WHAT TO PRODUCE: How many lines of these entries hold the string "mies"? Reply with the number alone.

ENTRIES SHOWN:
══════
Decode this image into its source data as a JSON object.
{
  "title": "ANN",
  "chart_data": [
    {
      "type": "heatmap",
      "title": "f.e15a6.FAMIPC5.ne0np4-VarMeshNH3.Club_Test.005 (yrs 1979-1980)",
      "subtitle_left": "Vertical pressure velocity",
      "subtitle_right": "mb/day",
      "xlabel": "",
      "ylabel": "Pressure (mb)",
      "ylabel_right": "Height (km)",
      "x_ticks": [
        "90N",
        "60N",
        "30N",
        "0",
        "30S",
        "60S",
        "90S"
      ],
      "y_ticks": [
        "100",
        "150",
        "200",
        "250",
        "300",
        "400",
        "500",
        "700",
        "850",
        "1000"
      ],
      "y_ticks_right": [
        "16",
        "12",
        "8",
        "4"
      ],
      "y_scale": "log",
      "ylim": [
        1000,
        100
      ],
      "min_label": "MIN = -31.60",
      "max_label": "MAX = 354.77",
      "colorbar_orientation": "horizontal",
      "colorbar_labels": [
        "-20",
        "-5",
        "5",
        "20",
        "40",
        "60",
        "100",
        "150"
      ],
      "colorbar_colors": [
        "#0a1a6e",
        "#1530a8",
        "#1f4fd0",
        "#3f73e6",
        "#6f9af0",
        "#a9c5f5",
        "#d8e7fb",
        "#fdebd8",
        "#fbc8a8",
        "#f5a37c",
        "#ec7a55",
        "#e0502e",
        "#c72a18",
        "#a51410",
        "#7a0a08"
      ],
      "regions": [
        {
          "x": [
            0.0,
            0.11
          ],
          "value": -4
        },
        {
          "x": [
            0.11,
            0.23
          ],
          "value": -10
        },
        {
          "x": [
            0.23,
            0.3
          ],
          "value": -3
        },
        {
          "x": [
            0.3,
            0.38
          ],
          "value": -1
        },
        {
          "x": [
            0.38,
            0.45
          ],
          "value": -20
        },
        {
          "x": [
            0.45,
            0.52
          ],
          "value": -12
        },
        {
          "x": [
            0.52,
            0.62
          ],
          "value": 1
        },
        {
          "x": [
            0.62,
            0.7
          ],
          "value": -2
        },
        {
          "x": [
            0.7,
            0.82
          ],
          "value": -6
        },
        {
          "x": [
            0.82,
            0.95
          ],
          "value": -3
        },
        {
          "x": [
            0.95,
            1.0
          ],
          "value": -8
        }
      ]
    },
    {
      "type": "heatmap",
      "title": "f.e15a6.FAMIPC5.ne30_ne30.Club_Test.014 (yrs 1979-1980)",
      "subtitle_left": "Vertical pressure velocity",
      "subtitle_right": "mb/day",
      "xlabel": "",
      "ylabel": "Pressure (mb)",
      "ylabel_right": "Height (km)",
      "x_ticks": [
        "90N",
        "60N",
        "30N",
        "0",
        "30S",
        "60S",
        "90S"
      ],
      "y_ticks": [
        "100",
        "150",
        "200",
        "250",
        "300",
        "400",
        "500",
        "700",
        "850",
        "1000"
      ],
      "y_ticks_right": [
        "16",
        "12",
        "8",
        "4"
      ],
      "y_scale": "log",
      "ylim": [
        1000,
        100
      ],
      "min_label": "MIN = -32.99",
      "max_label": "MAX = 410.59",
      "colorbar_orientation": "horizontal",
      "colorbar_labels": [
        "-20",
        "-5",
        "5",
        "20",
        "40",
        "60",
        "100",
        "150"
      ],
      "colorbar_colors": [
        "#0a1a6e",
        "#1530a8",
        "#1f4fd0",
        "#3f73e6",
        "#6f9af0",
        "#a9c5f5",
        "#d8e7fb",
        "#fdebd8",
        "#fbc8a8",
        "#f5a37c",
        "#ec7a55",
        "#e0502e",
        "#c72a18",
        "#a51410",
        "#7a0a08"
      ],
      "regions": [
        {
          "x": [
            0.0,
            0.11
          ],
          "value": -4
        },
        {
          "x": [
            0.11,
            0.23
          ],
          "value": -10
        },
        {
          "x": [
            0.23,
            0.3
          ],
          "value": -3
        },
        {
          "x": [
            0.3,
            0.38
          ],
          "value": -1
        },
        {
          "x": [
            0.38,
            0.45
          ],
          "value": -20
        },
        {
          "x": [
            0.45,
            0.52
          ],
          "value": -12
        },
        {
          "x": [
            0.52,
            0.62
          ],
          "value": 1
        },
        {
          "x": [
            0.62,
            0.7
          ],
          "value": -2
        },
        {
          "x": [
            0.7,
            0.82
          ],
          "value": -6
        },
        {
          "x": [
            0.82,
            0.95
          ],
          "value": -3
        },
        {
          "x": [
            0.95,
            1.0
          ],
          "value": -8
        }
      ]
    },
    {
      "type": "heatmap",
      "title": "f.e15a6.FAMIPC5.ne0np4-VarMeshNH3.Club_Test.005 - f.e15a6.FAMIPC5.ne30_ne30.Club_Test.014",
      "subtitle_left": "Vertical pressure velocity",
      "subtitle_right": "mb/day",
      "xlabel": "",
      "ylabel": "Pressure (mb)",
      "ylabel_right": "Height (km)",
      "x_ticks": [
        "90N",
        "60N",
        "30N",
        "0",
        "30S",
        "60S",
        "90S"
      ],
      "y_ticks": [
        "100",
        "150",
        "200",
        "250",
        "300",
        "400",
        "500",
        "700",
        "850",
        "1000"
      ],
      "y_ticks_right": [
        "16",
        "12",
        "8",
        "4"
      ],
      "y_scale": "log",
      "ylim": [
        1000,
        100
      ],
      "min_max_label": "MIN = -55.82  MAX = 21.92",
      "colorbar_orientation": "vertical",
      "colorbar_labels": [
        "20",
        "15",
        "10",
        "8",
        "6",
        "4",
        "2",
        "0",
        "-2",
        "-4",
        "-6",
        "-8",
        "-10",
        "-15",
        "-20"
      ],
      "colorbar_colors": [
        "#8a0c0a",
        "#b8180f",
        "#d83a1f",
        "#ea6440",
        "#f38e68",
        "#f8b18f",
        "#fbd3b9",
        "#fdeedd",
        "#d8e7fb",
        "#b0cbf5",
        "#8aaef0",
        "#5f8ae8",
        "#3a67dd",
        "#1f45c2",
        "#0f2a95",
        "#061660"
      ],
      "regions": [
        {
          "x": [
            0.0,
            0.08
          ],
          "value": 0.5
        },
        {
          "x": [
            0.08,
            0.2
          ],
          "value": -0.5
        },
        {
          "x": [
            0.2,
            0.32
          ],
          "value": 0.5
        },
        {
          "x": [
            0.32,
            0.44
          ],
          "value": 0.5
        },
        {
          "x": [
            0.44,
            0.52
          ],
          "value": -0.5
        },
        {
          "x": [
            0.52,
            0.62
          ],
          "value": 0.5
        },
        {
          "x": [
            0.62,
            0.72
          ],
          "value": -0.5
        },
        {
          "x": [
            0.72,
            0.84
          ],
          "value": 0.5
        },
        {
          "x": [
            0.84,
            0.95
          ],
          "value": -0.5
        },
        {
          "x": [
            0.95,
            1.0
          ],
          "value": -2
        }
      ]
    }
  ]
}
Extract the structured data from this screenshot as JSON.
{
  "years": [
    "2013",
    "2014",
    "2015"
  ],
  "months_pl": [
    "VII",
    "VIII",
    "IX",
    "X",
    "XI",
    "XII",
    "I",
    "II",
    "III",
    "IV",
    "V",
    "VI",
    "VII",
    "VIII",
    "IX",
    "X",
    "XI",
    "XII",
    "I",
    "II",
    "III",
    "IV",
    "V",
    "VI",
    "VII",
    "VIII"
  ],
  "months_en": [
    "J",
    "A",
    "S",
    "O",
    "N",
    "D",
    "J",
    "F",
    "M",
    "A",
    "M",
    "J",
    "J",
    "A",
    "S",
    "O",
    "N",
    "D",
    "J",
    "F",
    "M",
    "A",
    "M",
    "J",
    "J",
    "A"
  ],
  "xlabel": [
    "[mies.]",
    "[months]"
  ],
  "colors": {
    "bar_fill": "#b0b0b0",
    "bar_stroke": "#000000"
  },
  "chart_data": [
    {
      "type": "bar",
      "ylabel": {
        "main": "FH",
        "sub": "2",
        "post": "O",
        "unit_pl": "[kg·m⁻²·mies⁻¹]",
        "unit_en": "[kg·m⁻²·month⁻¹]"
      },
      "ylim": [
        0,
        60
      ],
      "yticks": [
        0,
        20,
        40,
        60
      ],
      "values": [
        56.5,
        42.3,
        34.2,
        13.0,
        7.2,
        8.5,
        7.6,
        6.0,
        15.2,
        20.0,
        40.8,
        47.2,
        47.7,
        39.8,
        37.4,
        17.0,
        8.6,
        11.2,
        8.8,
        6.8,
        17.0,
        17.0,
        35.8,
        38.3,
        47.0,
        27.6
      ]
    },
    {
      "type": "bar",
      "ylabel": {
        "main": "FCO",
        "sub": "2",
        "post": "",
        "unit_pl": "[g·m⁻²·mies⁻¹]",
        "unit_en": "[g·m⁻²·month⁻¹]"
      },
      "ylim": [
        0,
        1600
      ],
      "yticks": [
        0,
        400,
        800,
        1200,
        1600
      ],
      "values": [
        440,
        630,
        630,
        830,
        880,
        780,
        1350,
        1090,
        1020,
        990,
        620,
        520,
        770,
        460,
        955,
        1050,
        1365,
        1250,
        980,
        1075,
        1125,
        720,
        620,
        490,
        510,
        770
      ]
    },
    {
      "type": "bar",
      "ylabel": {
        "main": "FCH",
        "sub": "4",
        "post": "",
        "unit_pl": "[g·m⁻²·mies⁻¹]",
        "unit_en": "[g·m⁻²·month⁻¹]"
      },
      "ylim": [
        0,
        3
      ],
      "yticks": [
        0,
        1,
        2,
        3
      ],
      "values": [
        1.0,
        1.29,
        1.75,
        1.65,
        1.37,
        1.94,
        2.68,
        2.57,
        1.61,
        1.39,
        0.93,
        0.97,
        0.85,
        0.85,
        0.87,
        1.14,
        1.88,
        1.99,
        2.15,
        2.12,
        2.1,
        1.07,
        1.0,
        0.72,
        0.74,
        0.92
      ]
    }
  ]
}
══════
ANSWER IN FULL: 4